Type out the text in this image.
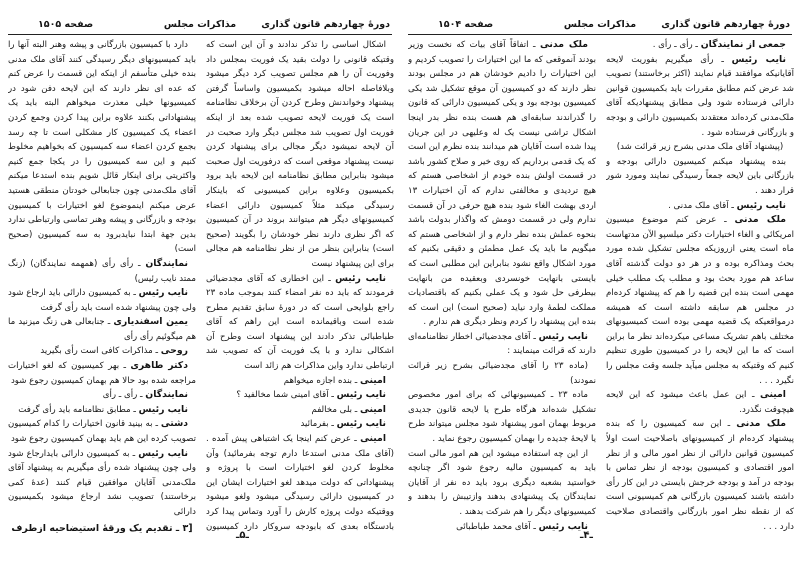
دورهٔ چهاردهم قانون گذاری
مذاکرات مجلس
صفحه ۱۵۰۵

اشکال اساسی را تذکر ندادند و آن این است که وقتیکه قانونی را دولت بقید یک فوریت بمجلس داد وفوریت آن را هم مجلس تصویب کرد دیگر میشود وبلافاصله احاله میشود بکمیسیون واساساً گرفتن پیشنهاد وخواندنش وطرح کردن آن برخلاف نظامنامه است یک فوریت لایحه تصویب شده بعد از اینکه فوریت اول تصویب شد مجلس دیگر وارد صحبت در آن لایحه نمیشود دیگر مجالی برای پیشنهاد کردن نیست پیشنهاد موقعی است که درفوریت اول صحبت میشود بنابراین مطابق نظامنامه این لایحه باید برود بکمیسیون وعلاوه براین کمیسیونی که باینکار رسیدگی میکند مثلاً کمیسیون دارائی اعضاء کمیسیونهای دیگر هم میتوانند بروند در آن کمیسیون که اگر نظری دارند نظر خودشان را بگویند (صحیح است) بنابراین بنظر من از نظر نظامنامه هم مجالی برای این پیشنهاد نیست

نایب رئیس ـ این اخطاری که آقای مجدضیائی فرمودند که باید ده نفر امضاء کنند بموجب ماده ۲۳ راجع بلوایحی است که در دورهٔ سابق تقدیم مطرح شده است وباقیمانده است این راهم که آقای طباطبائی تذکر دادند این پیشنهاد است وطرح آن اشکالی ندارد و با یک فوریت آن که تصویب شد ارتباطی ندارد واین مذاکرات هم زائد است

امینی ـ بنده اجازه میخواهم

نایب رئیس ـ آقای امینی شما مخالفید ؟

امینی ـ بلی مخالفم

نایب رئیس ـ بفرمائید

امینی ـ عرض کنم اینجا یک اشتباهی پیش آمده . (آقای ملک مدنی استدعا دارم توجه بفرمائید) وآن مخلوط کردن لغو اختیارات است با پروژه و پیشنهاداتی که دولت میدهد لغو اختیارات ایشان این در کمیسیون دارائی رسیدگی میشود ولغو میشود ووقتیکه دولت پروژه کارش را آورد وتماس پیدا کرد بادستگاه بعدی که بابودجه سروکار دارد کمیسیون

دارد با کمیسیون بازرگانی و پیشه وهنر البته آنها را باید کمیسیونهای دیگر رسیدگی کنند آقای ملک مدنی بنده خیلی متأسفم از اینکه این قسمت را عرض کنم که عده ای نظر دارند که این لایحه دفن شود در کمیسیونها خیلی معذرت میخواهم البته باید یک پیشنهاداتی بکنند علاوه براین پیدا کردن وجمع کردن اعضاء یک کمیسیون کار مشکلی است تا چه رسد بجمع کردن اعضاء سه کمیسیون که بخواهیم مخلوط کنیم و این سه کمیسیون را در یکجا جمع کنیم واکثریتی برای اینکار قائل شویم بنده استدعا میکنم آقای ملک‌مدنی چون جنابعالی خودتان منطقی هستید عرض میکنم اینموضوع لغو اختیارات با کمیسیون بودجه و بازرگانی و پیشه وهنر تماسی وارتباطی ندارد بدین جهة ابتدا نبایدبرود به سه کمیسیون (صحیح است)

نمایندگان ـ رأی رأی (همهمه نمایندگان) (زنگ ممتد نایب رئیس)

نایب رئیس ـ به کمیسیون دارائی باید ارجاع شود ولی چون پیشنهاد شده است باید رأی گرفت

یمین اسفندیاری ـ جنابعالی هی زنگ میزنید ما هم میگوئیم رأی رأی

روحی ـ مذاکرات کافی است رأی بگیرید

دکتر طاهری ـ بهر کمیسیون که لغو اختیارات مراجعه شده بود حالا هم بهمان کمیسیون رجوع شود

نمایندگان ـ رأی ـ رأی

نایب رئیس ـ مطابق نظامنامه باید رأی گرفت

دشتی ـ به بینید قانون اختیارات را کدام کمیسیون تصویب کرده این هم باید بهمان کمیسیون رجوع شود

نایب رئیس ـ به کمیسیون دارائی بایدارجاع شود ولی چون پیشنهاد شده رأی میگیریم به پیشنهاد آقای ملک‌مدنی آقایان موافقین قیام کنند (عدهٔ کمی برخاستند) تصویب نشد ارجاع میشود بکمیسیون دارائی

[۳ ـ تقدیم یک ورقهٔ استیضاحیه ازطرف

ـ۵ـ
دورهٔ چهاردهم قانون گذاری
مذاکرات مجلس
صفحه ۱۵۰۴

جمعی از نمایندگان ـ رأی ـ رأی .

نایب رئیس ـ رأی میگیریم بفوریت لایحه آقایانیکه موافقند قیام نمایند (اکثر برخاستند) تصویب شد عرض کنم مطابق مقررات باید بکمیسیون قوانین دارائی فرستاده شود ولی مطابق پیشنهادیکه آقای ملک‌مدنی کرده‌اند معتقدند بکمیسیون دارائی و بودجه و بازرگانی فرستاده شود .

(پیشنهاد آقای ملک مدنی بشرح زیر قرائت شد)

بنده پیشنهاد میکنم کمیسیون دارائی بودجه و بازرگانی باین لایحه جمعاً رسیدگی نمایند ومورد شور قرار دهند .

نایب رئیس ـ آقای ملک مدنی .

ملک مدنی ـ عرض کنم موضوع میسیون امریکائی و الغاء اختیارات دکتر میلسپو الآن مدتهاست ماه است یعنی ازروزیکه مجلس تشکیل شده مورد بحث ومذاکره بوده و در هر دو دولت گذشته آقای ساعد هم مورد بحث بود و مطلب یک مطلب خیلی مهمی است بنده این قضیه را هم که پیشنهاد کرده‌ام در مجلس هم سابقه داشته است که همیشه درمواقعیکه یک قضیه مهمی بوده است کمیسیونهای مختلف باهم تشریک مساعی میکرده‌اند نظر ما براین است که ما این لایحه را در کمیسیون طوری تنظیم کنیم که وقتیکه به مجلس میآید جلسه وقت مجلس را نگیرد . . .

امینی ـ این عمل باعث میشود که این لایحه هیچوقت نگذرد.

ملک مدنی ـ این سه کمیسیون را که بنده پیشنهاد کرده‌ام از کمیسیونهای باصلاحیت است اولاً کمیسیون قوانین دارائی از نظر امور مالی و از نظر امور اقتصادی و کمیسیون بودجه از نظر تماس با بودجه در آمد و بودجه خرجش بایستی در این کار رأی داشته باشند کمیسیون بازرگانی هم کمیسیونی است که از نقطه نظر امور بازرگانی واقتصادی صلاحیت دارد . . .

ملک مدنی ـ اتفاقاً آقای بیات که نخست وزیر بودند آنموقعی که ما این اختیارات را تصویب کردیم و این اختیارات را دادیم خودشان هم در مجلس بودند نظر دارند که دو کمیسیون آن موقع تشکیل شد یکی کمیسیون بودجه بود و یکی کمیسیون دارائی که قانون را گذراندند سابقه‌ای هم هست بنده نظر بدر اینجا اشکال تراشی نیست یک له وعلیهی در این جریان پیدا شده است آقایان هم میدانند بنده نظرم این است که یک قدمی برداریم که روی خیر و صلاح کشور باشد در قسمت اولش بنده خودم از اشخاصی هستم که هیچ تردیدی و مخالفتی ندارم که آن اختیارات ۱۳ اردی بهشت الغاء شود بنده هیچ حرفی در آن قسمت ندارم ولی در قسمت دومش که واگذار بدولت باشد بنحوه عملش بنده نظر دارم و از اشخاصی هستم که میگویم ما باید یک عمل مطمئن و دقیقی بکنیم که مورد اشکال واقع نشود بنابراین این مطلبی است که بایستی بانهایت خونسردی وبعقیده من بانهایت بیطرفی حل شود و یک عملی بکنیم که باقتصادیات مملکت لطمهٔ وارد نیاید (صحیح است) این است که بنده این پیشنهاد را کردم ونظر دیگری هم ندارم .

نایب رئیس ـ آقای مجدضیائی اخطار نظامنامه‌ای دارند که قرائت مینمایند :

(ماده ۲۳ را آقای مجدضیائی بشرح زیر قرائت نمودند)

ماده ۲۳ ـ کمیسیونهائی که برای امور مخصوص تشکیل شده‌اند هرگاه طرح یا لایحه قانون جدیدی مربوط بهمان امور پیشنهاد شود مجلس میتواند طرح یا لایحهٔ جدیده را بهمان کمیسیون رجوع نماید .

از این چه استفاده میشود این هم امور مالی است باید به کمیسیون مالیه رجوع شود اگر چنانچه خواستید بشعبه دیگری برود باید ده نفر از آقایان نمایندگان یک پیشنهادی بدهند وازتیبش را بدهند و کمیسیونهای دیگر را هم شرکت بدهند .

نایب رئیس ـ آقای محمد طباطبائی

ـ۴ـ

================================

Provide the number of lines containing the string "قرائت", with no other output.

» Reply
3